▶ TASK TO CARRY OUT
Copy every line of the listing exactly.

[Dataset entries]
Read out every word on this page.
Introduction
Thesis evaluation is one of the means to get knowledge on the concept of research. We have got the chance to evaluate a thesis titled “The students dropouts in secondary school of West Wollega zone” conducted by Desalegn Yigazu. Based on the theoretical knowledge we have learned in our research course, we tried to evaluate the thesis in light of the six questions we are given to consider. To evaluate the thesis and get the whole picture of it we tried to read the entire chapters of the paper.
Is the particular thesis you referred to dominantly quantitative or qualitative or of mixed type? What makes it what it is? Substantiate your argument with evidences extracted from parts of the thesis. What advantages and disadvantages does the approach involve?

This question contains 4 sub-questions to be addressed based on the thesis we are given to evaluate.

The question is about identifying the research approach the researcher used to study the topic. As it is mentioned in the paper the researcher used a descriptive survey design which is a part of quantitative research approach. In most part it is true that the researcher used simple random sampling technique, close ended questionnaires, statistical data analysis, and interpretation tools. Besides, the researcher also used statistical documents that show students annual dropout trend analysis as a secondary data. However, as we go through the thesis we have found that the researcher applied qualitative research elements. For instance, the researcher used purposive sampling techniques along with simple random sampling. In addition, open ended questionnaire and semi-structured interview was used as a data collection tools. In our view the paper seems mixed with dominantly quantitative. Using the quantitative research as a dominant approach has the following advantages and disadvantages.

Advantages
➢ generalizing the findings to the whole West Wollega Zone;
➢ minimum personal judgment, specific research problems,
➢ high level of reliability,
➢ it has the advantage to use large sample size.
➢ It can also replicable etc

▶ RESPONSE
Read out every word on this page.
Introduction
Thesis evaluation is one of the means to get knowledge on the concept of research. We have got the chance to evaluate a thesis titled “The students dropouts in secondary school of West Wollega zone” conducted by Desalegn Yigazu. Based on the theoretical knowledge we have learned in our research course, we tried to evaluate the thesis in light of the six questions we are given to consider. To evaluate the thesis and get the whole picture of it we tried to read the entire chapters of the paper.
Is the particular thesis you referred to dominantly quantitative or qualitative or of mixed type? What makes it what it is? Substantiate your argument with evidences extracted from parts of the thesis. What advantages and disadvantages does the approach involve?

This question contains 4 sub-questions to be addressed based on the thesis we are given to evaluate.

The question is about identifying the research approach the researcher used to study the topic. As it is mentioned in the paper the researcher used a descriptive survey design which is a part of quantitative research approach. In most part it is true that the researcher used simple random sampling technique, close ended questionnaires, statistical data analysis, and interpretation tools. Besides, the researcher also used statistical documents that show students annual dropout trend analysis as a secondary data. However, as we go through the thesis we have found that the researcher applied qualitative research elements. For instance, the researcher used purposive sampling techniques along with simple random sampling. In addition, open ended questionnaire and semi-structured interview was used as a data collection tools. In our view the paper seems mixed with dominantly quantitative. Using the quantitative research as a dominant approach has the following advantages and disadvantages.

Advantages
➢ generalizing the findings to the whole West Wollega Zone;
➢ minimum personal judgment, specific research problems,
➢ high level of reliability,
➢ it has the advantage to use large sample size.
➢ It can also replicable etc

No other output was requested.